* [What you will do] Will you output all of the data below exactly, omitting the images?

* [Material supplied]
________
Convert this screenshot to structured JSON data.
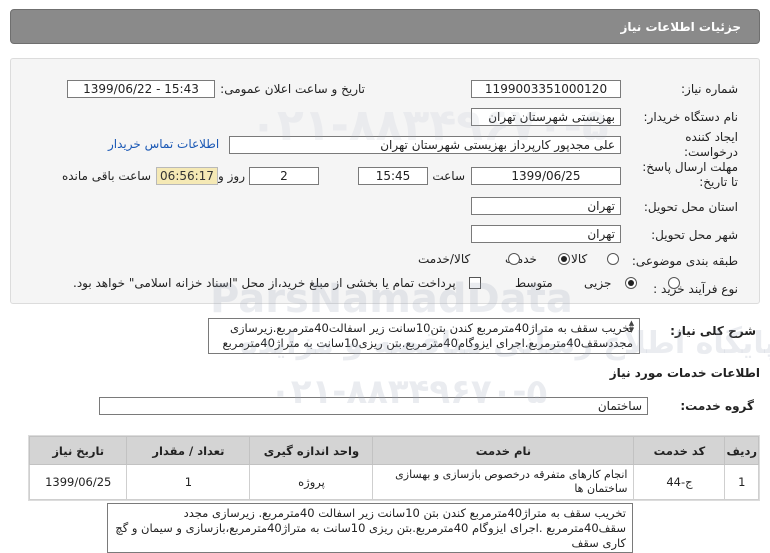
{
  "header": {
    "title": "جزئیات اطلاعات نیاز"
  },
  "form": {
    "need_number_label": "شماره نیاز:",
    "need_number": "1199003351000120",
    "announce_label": "تاریخ و ساعت اعلان عمومی:",
    "announce_value": "1399/06/22 - 15:43",
    "buyer_org_label": "نام دستگاه خریدار:",
    "buyer_org": "بهزیستی شهرستان تهران",
    "creator_label_1": "ایجاد کننده",
    "creator_label_2": "درخواست:",
    "creator_value": "علی  مجدپور کارپرداز  بهزیستی شهرستان تهران",
    "contact_link": "اطلاعات تماس خریدار",
    "deadline_label_1": "مهلت ارسال پاسخ:",
    "deadline_label_2": "تا تاریخ:",
    "deadline_date": "1399/06/25",
    "time_label": "ساعت",
    "deadline_time": "15:45",
    "days_value": "2",
    "days_label": "روز و",
    "remaining_time": "06:56:17",
    "remaining_label": "ساعت باقی مانده",
    "province_label": "استان محل تحویل:",
    "province_value": "تهران",
    "city_label": "شهر محل تحویل:",
    "city_value": "تهران",
    "category_label": "طبقه بندی موضوعی:",
    "category_options": [
      "کالا",
      "خدمت",
      "کالا/خدمت"
    ],
    "category_selected": "خدمت",
    "process_label": "نوع فرآیند خرید :",
    "process_options": [
      "جزیی",
      "متوسط"
    ],
    "process_selected": "متوسط",
    "payment_note": "پرداخت تمام یا بخشی از مبلغ خرید،از محل \"اسناد خزانه اسلامی\" خواهد بود."
  },
  "description": {
    "label": "شرح کلی نیاز:",
    "text": "تخریب سقف به متراژ40مترمربع کندن بتن10سانت زیر اسفالت40مترمربع.زیرسازی مجددسقف40مترمربع.اجرای ایزوگام40مترمربع.بتن ریزی10سانت به متراژ40مترمربع"
  },
  "services": {
    "section_title": "اطلاعات خدمات مورد نیاز",
    "group_label": "گروه خدمت:",
    "group_value": "ساختمان",
    "columns": [
      "ردیف",
      "کد خدمت",
      "نام خدمت",
      "واحد اندازه گیری",
      "تعداد / مقدار",
      "تاریخ نیاز"
    ],
    "rows": [
      {
        "index": "1",
        "code": "ج-44",
        "name": "انجام کارهای متفرقه درخصوص بازسازی و بهسازی ساختمان ها",
        "unit": "پروژه",
        "qty": "1",
        "date": "1399/06/25"
      }
    ]
  },
  "buyer_notes": {
    "text": "تخریب سقف به متراژ40مترمربع کندن بتن 10سانت زیر اسفالت 40مترمربع. زیرسازی مجدد سقف40مترمربع .اجرای ایزوگام 40مترمربع.بتن ریزی 10سانت به متراژ40مترمربع،بازسازی و سیمان و گچ کاری سقف"
  },
  "watermark": {
    "line1": "ParsNamadData",
    "line2": "پایگاه اطلاع رسانی مناقصه و مزایده",
    "line3": "۰۲۱-۸۸۳۴۹۶۷۰-۵"
  },
  "colors": {
    "title_bg": "#8a8a8a",
    "panel_bg": "#f5f5f5",
    "link": "#1a58b5",
    "remaining_bg": "#f5e9b5"
  }
}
________
* [Task answer]
Convert this screenshot to structured JSON data.
{
  "header": {
    "title": "جزئیات اطلاعات نیاز"
  },
  "form": {
    "need_number_label": "شماره نیاز:",
    "need_number": "1199003351000120",
    "announce_label": "تاریخ و ساعت اعلان عمومی:",
    "announce_value": "1399/06/22 - 15:43",
    "buyer_org_label": "نام دستگاه خریدار:",
    "buyer_org": "بهزیستی شهرستان تهران",
    "creator_label_1": "ایجاد کننده",
    "creator_label_2": "درخواست:",
    "creator_value": "علی  مجدپور کارپرداز  بهزیستی شهرستان تهران",
    "contact_link": "اطلاعات تماس خریدار",
    "deadline_label_1": "مهلت ارسال پاسخ:",
    "deadline_label_2": "تا تاریخ:",
    "deadline_date": "1399/06/25",
    "time_label": "ساعت",
    "deadline_time": "15:45",
    "days_value": "2",
    "days_label": "روز و",
    "remaining_time": "06:56:17",
    "remaining_label": "ساعت باقی مانده",
    "province_label": "استان محل تحویل:",
    "province_value": "تهران",
    "city_label": "شهر محل تحویل:",
    "city_value": "تهران",
    "category_label": "طبقه بندی موضوعی:",
    "category_options": [
      "کالا",
      "خدمت",
      "کالا/خدمت"
    ],
    "category_selected": "خدمت",
    "process_label": "نوع فرآیند خرید :",
    "process_options": [
      "جزیی",
      "متوسط"
    ],
    "process_selected": "متوسط",
    "payment_note": "پرداخت تمام یا بخشی از مبلغ خرید،از محل \"اسناد خزانه اسلامی\" خواهد بود."
  },
  "description": {
    "label": "شرح کلی نیاز:",
    "text": "تخریب سقف به متراژ40مترمربع کندن بتن10سانت زیر اسفالت40مترمربع.زیرسازی مجددسقف40مترمربع.اجرای ایزوگام40مترمربع.بتن ریزی10سانت به متراژ40مترمربع"
  },
  "services": {
    "section_title": "اطلاعات خدمات مورد نیاز",
    "group_label": "گروه خدمت:",
    "group_value": "ساختمان",
    "columns": [
      "ردیف",
      "کد خدمت",
      "نام خدمت",
      "واحد اندازه گیری",
      "تعداد / مقدار",
      "تاریخ نیاز"
    ],
    "rows": [
      {
        "index": "1",
        "code": "ج-44",
        "name": "انجام کارهای متفرقه درخصوص بازسازی و بهسازی ساختمان ها",
        "unit": "پروژه",
        "qty": "1",
        "date": "1399/06/25"
      }
    ]
  },
  "buyer_notes": {
    "text": "تخریب سقف به متراژ40مترمربع کندن بتن 10سانت زیر اسفالت 40مترمربع. زیرسازی مجدد سقف40مترمربع .اجرای ایزوگام 40مترمربع.بتن ریزی 10سانت به متراژ40مترمربع،بازسازی و سیمان و گچ کاری سقف"
  },
  "watermark": {
    "line1": "ParsNamadData",
    "line2": "پایگاه اطلاع رسانی مناقصه و مزایده",
    "line3": "۰۲۱-۸۸۳۴۹۶۷۰-۵"
  },
  "colors": {
    "title_bg": "#8a8a8a",
    "panel_bg": "#f5f5f5",
    "link": "#1a58b5",
    "remaining_bg": "#f5e9b5"
  }
}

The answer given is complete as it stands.